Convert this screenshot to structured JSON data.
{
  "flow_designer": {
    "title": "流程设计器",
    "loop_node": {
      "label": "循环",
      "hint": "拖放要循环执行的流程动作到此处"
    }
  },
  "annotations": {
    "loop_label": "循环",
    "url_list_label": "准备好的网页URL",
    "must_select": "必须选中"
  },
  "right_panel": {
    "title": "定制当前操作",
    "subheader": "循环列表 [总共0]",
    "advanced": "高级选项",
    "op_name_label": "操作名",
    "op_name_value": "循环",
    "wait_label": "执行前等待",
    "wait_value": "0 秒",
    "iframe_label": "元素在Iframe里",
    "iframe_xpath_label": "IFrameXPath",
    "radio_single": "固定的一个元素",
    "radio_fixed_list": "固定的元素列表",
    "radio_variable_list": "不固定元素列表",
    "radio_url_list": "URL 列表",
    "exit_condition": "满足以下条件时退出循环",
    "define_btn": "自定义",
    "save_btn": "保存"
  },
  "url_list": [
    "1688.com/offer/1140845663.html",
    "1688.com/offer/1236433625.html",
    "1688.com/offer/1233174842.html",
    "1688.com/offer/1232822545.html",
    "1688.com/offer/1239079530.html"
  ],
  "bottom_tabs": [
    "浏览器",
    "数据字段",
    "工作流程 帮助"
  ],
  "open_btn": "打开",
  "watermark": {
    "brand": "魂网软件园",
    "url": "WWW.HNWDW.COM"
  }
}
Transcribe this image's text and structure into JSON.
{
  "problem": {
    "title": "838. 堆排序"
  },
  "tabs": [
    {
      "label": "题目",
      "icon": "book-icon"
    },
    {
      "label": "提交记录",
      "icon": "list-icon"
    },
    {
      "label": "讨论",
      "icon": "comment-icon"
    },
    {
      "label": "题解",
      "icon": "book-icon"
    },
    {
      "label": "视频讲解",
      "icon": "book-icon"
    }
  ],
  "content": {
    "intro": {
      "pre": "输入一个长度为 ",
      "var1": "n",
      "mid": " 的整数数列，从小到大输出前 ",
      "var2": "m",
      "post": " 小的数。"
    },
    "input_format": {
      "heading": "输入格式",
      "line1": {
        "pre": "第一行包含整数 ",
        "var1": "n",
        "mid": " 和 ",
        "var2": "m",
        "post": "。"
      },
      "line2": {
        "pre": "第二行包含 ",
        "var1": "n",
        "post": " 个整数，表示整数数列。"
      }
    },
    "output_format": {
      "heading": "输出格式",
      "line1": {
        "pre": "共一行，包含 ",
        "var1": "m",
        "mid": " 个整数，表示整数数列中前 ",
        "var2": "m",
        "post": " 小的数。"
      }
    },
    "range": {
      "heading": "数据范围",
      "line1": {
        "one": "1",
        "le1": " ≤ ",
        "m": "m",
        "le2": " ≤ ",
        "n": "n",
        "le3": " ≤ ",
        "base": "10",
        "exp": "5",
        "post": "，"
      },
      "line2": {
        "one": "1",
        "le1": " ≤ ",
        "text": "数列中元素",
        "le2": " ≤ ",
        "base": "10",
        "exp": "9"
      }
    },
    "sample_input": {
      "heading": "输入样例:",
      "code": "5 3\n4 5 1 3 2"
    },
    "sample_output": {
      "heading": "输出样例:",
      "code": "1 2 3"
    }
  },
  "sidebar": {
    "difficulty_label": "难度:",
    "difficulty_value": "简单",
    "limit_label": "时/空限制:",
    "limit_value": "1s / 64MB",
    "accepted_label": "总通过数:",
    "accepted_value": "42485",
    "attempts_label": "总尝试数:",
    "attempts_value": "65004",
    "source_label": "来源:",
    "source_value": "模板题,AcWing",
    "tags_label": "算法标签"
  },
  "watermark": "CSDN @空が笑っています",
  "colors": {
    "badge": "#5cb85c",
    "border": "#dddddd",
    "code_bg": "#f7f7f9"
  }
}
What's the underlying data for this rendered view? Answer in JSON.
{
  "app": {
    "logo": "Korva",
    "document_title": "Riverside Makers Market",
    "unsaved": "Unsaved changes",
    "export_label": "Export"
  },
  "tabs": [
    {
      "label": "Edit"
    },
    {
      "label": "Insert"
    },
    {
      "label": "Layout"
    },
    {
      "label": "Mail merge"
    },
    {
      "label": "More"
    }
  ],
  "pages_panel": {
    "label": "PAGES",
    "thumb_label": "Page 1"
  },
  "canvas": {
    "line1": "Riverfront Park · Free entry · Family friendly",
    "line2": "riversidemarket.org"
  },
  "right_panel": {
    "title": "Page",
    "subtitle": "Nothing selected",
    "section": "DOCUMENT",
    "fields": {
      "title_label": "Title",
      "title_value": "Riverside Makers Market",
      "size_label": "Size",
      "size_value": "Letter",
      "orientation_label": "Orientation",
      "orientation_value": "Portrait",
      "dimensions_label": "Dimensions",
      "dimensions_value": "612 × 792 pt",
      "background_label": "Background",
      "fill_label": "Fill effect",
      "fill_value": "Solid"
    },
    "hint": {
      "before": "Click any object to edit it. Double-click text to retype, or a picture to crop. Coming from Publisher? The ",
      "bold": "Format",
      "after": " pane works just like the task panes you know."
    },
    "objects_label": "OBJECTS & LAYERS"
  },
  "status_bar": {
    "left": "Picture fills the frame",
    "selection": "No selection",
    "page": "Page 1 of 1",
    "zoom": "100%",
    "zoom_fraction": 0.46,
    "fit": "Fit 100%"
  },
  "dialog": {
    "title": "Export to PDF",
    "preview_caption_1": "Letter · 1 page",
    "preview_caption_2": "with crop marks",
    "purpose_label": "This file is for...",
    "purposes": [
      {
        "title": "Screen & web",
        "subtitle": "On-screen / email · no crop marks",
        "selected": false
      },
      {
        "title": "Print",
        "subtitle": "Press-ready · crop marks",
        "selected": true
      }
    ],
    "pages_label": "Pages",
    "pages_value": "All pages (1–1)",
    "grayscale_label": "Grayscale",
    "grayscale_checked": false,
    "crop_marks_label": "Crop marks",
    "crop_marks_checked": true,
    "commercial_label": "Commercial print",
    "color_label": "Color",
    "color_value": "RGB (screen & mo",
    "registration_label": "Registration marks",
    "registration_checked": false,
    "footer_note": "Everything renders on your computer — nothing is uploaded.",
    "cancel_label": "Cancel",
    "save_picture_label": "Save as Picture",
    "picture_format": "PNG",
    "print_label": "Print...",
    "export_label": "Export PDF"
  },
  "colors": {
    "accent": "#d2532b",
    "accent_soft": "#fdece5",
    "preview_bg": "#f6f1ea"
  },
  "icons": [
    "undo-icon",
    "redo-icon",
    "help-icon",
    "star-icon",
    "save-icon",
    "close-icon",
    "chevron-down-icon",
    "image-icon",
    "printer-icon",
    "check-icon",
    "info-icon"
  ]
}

◆ **What is required**: Recopy all the lines exactly as they appear.

◆ **Problem solution**:
Convert this screenshot to structured JSON data.
{
  "flow_designer": {
    "title": "流程设计器",
    "loop_node": {
      "label": "循环",
      "hint": "拖放要循环执行的流程动作到此处"
    }
  },
  "annotations": {
    "loop_label": "循环",
    "url_list_label": "准备好的网页URL",
    "must_select": "必须选中"
  },
  "right_panel": {
    "title": "定制当前操作",
    "subheader": "循环列表 [总共0]",
    "advanced": "高级选项",
    "op_name_label": "操作名",
    "op_name_value": "循环",
    "wait_label": "执行前等待",
    "wait_value": "0 秒",
    "iframe_label": "元素在Iframe里",
    "iframe_xpath_label": "IFrameXPath",
    "radio_single": "固定的一个元素",
    "radio_fixed_list": "固定的元素列表",
    "radio_variable_list": "不固定元素列表",
    "radio_url_list": "URL 列表",
    "exit_condition": "满足以下条件时退出循环",
    "define_btn": "自定义",
    "save_btn": "保存"
  },
  "url_list": [
    "1688.com/offer/1140845663.html",
    "1688.com/offer/1236433625.html",
    "1688.com/offer/1233174842.html",
    "1688.com/offer/1232822545.html",
    "1688.com/offer/1239079530.html"
  ],
  "bottom_tabs": [
    "浏览器",
    "数据字段",
    "工作流程 帮助"
  ],
  "open_btn": "打开",
  "watermark": {
    "brand": "魂网软件园",
    "url": "WWW.HNWDW.COM"
  }
}
Transcribe this image's text and structure into JSON.
{
  "problem": {
    "title": "838. 堆排序"
  },
  "tabs": [
    {
      "label": "题目",
      "icon": "book-icon"
    },
    {
      "label": "提交记录",
      "icon": "list-icon"
    },
    {
      "label": "讨论",
      "icon": "comment-icon"
    },
    {
      "label": "题解",
      "icon": "book-icon"
    },
    {
      "label": "视频讲解",
      "icon": "book-icon"
    }
  ],
  "content": {
    "intro": {
      "pre": "输入一个长度为 ",
      "var1": "n",
      "mid": " 的整数数列，从小到大输出前 ",
      "var2": "m",
      "post": " 小的数。"
    },
    "input_format": {
      "heading": "输入格式",
      "line1": {
        "pre": "第一行包含整数 ",
        "var1": "n",
        "mid": " 和 ",
        "var2": "m",
        "post": "。"
      },
      "line2": {
        "pre": "第二行包含 ",
        "var1": "n",
        "post": " 个整数，表示整数数列。"
      }
    },
    "output_format": {
      "heading": "输出格式",
      "line1": {
        "pre": "共一行，包含 ",
        "var1": "m",
        "mid": " 个整数，表示整数数列中前 ",
        "var2": "m",
        "post": " 小的数。"
      }
    },
    "range": {
      "heading": "数据范围",
      "line1": {
        "one": "1",
        "le1": " ≤ ",
        "m": "m",
        "le2": " ≤ ",
        "n": "n",
        "le3": " ≤ ",
        "base": "10",
        "exp": "5",
        "post": "，"
      },
      "line2": {
        "one": "1",
        "le1": " ≤ ",
        "text": "数列中元素",
        "le2": " ≤ ",
        "base": "10",
        "exp": "9"
      }
    },
    "sample_input": {
      "heading": "输入样例:",
      "code": "5 3\n4 5 1 3 2"
    },
    "sample_output": {
      "heading": "输出样例:",
      "code": "1 2 3"
    }
  },
  "sidebar": {
    "difficulty_label": "难度:",
    "difficulty_value": "简单",
    "limit_label": "时/空限制:",
    "limit_value": "1s / 64MB",
    "accepted_label": "总通过数:",
    "accepted_value": "42485",
    "attempts_label": "总尝试数:",
    "attempts_value": "65004",
    "source_label": "来源:",
    "source_value": "模板题,AcWing",
    "tags_label": "算法标签"
  },
  "watermark": "CSDN @空が笑っています",
  "colors": {
    "badge": "#5cb85c",
    "border": "#dddddd",
    "code_bg": "#f7f7f9"
  }
}
What's the underlying data for this rendered view? Answer in JSON.
{
  "app": {
    "logo": "Korva",
    "document_title": "Riverside Makers Market",
    "unsaved": "Unsaved changes",
    "export_label": "Export"
  },
  "tabs": [
    {
      "label": "Edit"
    },
    {
      "label": "Insert"
    },
    {
      "label": "Layout"
    },
    {
      "label": "Mail merge"
    },
    {
      "label": "More"
    }
  ],
  "pages_panel": {
    "label": "PAGES",
    "thumb_label": "Page 1"
  },
  "canvas": {
    "line1": "Riverfront Park · Free entry · Family friendly",
    "line2": "riversidemarket.org"
  },
  "right_panel": {
    "title": "Page",
    "subtitle": "Nothing selected",
    "section": "DOCUMENT",
    "fields": {
      "title_label": "Title",
      "title_value": "Riverside Makers Market",
      "size_label": "Size",
      "size_value": "Letter",
      "orientation_label": "Orientation",
      "orientation_value": "Portrait",
      "dimensions_label": "Dimensions",
      "dimensions_value": "612 × 792 pt",
      "background_label": "Background",
      "fill_label": "Fill effect",
      "fill_value": "Solid"
    },
    "hint": {
      "before": "Click any object to edit it. Double-click text to retype, or a picture to crop. Coming from Publisher? The ",
      "bold": "Format",
      "after": " pane works just like the task panes you know."
    },
    "objects_label": "OBJECTS & LAYERS"
  },
  "status_bar": {
    "left": "Picture fills the frame",
    "selection": "No selection",
    "page": "Page 1 of 1",
    "zoom": "100%",
    "zoom_fraction": 0.46,
    "fit": "Fit 100%"
  },
  "dialog": {
    "title": "Export to PDF",
    "preview_caption_1": "Letter · 1 page",
    "preview_caption_2": "with crop marks",
    "purpose_label": "This file is for...",
    "purposes": [
      {
        "title": "Screen & web",
        "subtitle": "On-screen / email · no crop marks",
        "selected": false
      },
      {
        "title": "Print",
        "subtitle": "Press-ready · crop marks",
        "selected": true
      }
    ],
    "pages_label": "Pages",
    "pages_value": "All pages (1–1)",
    "grayscale_label": "Grayscale",
    "grayscale_checked": false,
    "crop_marks_label": "Crop marks",
    "crop_marks_checked": true,
    "commercial_label": "Commercial print",
    "color_label": "Color",
    "color_value": "RGB (screen & mo",
    "registration_label": "Registration marks",
    "registration_checked": false,
    "footer_note": "Everything renders on your computer — nothing is uploaded.",
    "cancel_label": "Cancel",
    "save_picture_label": "Save as Picture",
    "picture_format": "PNG",
    "print_label": "Print...",
    "export_label": "Export PDF"
  },
  "colors": {
    "accent": "#d2532b",
    "accent_soft": "#fdece5",
    "preview_bg": "#f6f1ea"
  },
  "icons": [
    "undo-icon",
    "redo-icon",
    "help-icon",
    "star-icon",
    "save-icon",
    "close-icon",
    "chevron-down-icon",
    "image-icon",
    "printer-icon",
    "check-icon",
    "info-icon"
  ]
}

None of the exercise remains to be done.